PROBLEM TO WORK ON | Copy every entry exactly as given, minus the images.

DATA FOR THE TASK |
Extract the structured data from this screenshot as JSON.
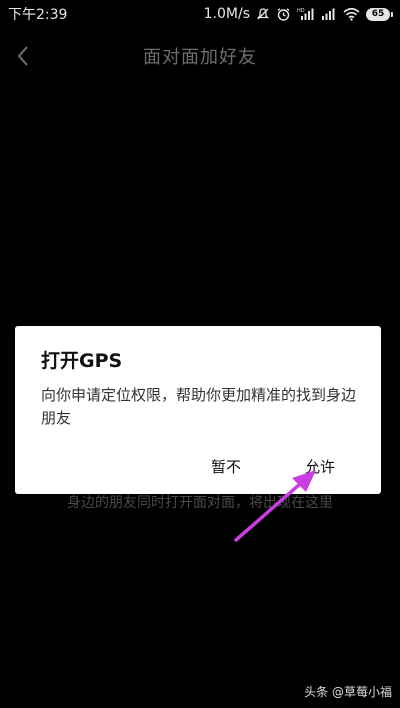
{
  "status_bar": {
    "time": "下午2:39",
    "network_speed": "1.0M/s",
    "battery": "65",
    "icons": [
      "mute-icon",
      "alarm-icon",
      "hd-signal-icon",
      "signal-icon",
      "wifi-icon",
      "battery-icon"
    ]
  },
  "header": {
    "title": "面对面加好友",
    "back_icon": "chevron-left-icon"
  },
  "main": {
    "hint": "身边的朋友同时打开面对面，将出现在这里"
  },
  "dialog": {
    "title": "打开GPS",
    "message": "向你申请定位权限，帮助你更加精准的找到身边朋友",
    "deny_label": "暂不",
    "allow_label": "允许"
  },
  "annotation": {
    "arrow_color": "#c93ee0"
  },
  "watermark": "头条 @草莓小福",
  "colors": {
    "background": "#000000",
    "dialog_bg": "#ffffff",
    "title_gray": "#6e6e6e"
  }
}
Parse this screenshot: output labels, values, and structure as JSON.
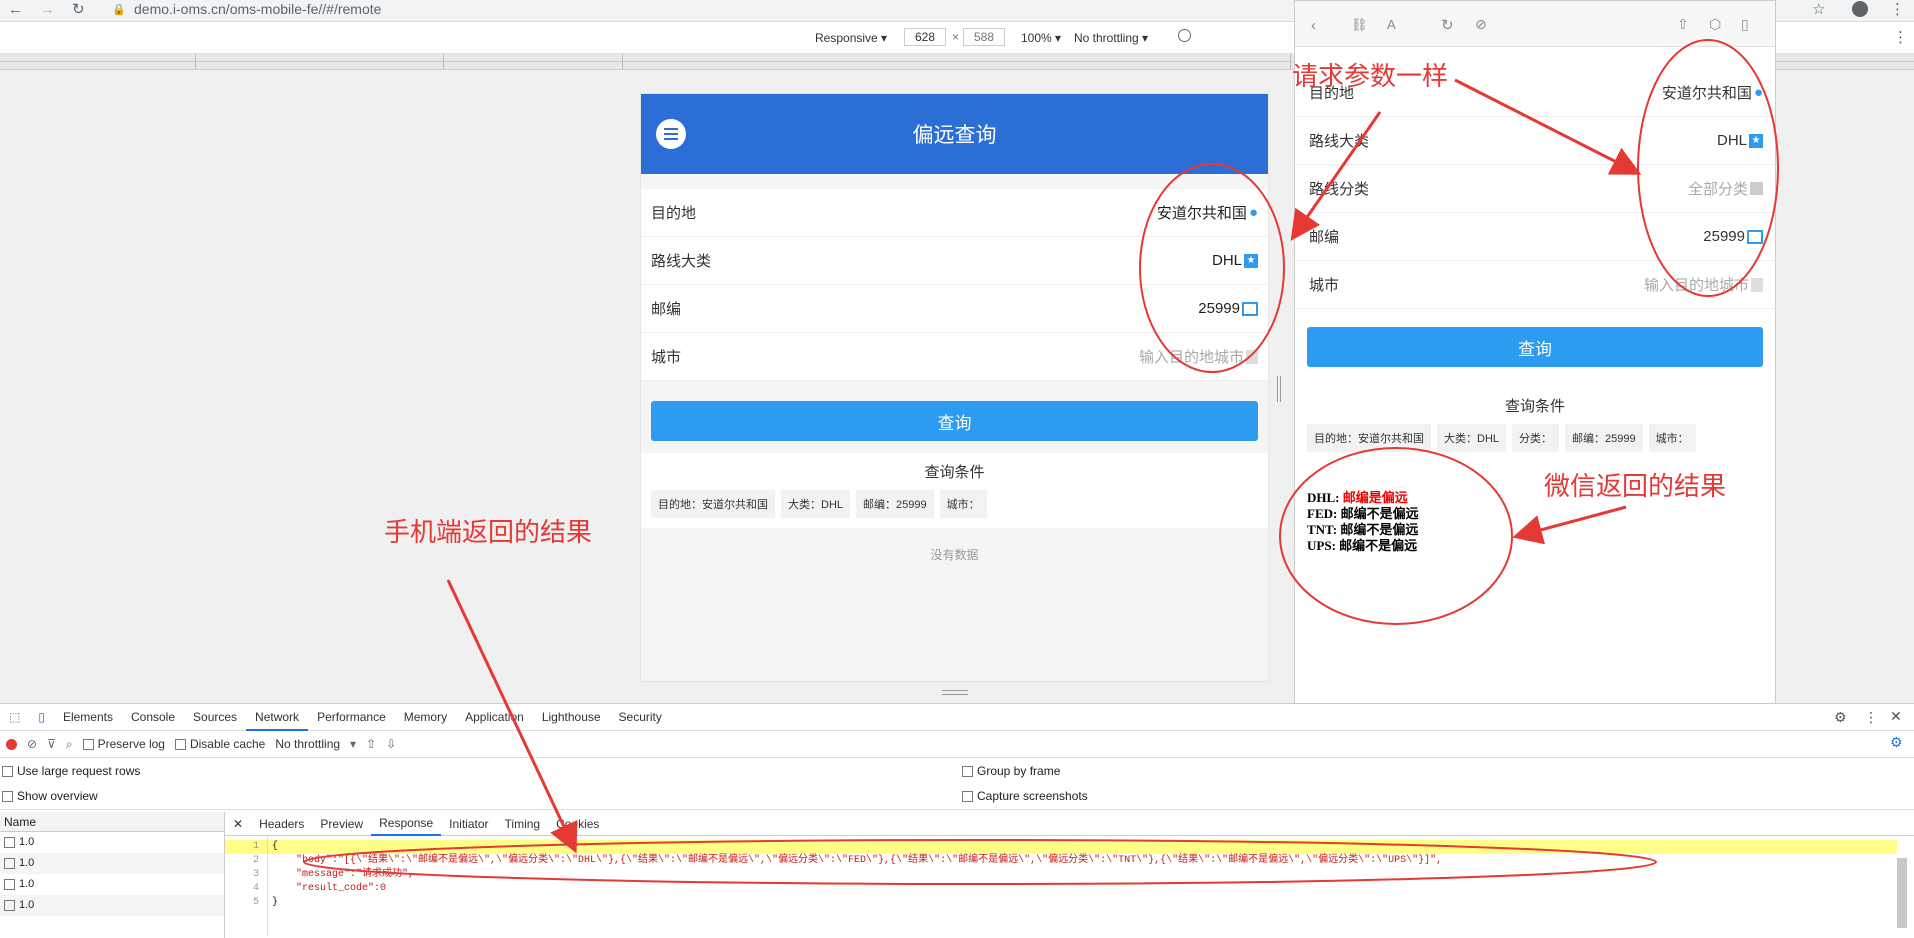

CORRECT RESULT |
Extract the structured data from this screenshot as JSON.
{
  "status_bar": {
    "time": "下午2:39",
    "network_speed": "1.0M/s",
    "battery": "65",
    "icons": [
      "mute-icon",
      "alarm-icon",
      "hd-signal-icon",
      "signal-icon",
      "wifi-icon",
      "battery-icon"
    ]
  },
  "header": {
    "title": "面对面加好友",
    "back_icon": "chevron-left-icon"
  },
  "main": {
    "hint": "身边的朋友同时打开面对面，将出现在这里"
  },
  "dialog": {
    "title": "打开GPS",
    "message": "向你申请定位权限，帮助你更加精准的找到身边朋友",
    "deny_label": "暂不",
    "allow_label": "允许"
  },
  "annotation": {
    "arrow_color": "#c93ee0"
  },
  "watermark": "头条 @草莓小福",
  "colors": {
    "background": "#000000",
    "dialog_bg": "#ffffff",
    "title_gray": "#6e6e6e"
  }
}
Parse this screenshot: output labels, values, and structure as JSON.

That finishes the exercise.